__Short exercise__
Scan the data below. Pull out each line where "SALES" occurs.

__Entries with figure data__

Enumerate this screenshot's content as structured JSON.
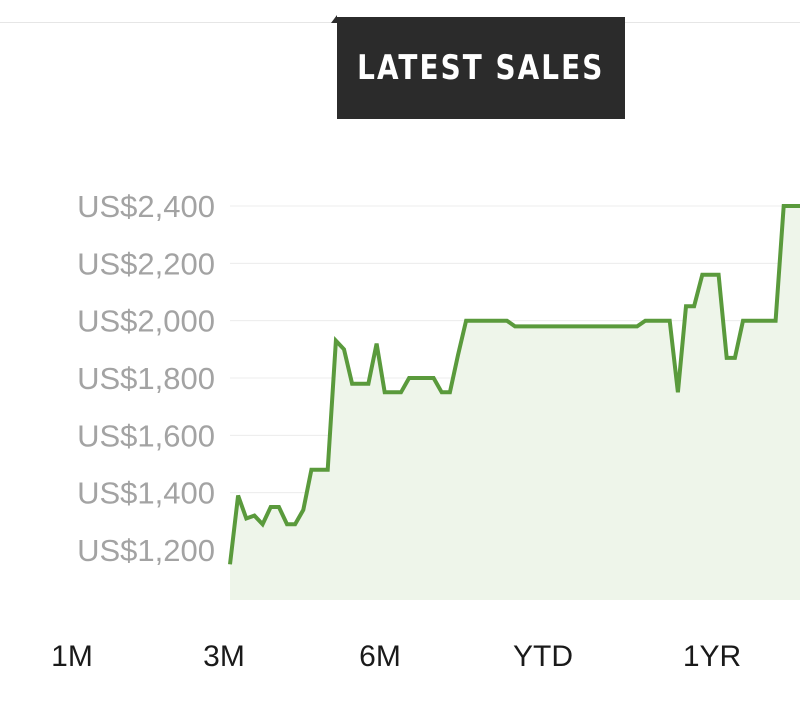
{
  "header": {
    "title": "LATEST SALES"
  },
  "range_tabs": [
    "1M",
    "3M",
    "6M",
    "YTD",
    "1YR"
  ],
  "colors": {
    "line": "#5a9a3c",
    "area": "#eef5ea",
    "badge_bg": "#2b2b2b",
    "axis_label": "#a3a3a3"
  },
  "chart_data": {
    "type": "area",
    "title": "LATEST SALES",
    "xlabel": "",
    "ylabel": "",
    "ylim": [
      1100,
      2400
    ],
    "y_ticks": [
      {
        "value": 1200,
        "label": "US$1,200"
      },
      {
        "value": 1400,
        "label": "US$1,400"
      },
      {
        "value": 1600,
        "label": "US$1,600"
      },
      {
        "value": 1800,
        "label": "US$1,800"
      },
      {
        "value": 2000,
        "label": "US$2,000"
      },
      {
        "value": 2200,
        "label": "US$2,200"
      },
      {
        "value": 2400,
        "label": "US$2,400"
      }
    ],
    "grid": true,
    "series": [
      {
        "values": [
          1150,
          1390,
          1310,
          1320,
          1290,
          1350,
          1350,
          1290,
          1290,
          1340,
          1480,
          1480,
          1480,
          1930,
          1900,
          1780,
          1780,
          1780,
          1920,
          1750,
          1750,
          1750,
          1800,
          1800,
          1800,
          1800,
          1750,
          1750,
          1880,
          2000,
          2000,
          2000,
          2000,
          2000,
          2000,
          1980,
          1980,
          1980,
          1980,
          1980,
          1980,
          1980,
          1980,
          1980,
          1980,
          1980,
          1980,
          1980,
          1980,
          1980,
          1980,
          2000,
          2000,
          2000,
          2000,
          1750,
          2050,
          2050,
          2160,
          2160,
          2160,
          1870,
          1870,
          2000,
          2000,
          2000,
          2000,
          2000,
          2400,
          2400,
          2400
        ]
      }
    ]
  }
}
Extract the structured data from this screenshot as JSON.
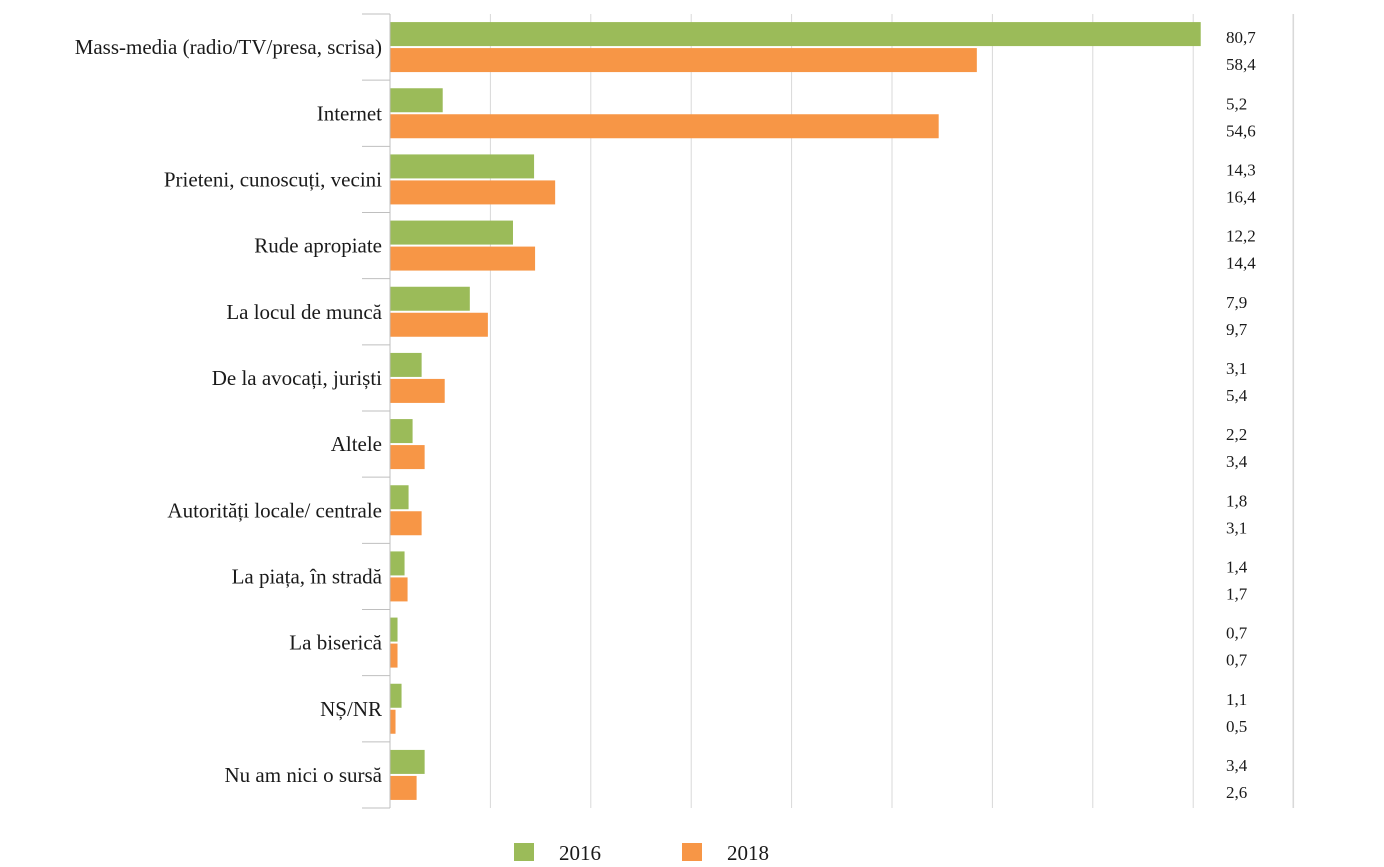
{
  "chart_data": {
    "type": "bar",
    "orientation": "horizontal",
    "categories": [
      "Mass-media (radio/TV/presa, scrisa)",
      "Internet",
      "Prieteni, cunoscuți, vecini",
      "Rude apropiate",
      "La locul de muncă",
      "De la avocați, juriști",
      "Altele",
      "Autorități locale/ centrale",
      "La piața, în stradă",
      "La biserică",
      "NȘ/NR",
      "Nu am nici o sursă"
    ],
    "series": [
      {
        "name": "2016",
        "color": "#9bbb59",
        "values": [
          80.7,
          5.2,
          14.3,
          12.2,
          7.9,
          3.1,
          2.2,
          1.8,
          1.4,
          0.7,
          1.1,
          3.4
        ],
        "labels": [
          "80,7",
          "5,2",
          "14,3",
          "12,2",
          "7,9",
          "3,1",
          "2,2",
          "1,8",
          "1,4",
          "0,7",
          "1,1",
          "3,4"
        ]
      },
      {
        "name": "2018",
        "color": "#f79646",
        "values": [
          58.4,
          54.6,
          16.4,
          14.4,
          9.7,
          5.4,
          3.4,
          3.1,
          1.7,
          0.7,
          0.5,
          2.6
        ],
        "labels": [
          "58,4",
          "54,6",
          "16,4",
          "14,4",
          "9,7",
          "5,4",
          "3,4",
          "3,1",
          "1,7",
          "0,7",
          "0,5",
          "2,6"
        ]
      }
    ],
    "xlim": [
      0,
      90
    ],
    "grid": true,
    "legend": "bottom",
    "title": "",
    "xlabel": "",
    "ylabel": ""
  }
}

__In response__
    "title": "LATEST SALES"
    "title": "LATEST SALES",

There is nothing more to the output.